(Extracts from a graphics dataset)
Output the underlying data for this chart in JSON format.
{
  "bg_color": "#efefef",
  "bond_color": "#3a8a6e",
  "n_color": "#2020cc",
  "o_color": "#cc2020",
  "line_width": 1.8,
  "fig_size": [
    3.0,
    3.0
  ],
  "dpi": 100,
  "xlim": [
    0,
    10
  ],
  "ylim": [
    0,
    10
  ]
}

● Exercise prompt
Go through the material above line by line and copy it exactly.

● Response to the task
Output the underlying data for this chart in JSON format.
{
  "bg_color": "#efefef",
  "bond_color": "#3a8a6e",
  "n_color": "#2020cc",
  "o_color": "#cc2020",
  "line_width": 1.8,
  "fig_size": [
    3.0,
    3.0
  ],
  "dpi": 100,
  "xlim": [
    0,
    10
  ],
  "ylim": [
    0,
    10
  ]
}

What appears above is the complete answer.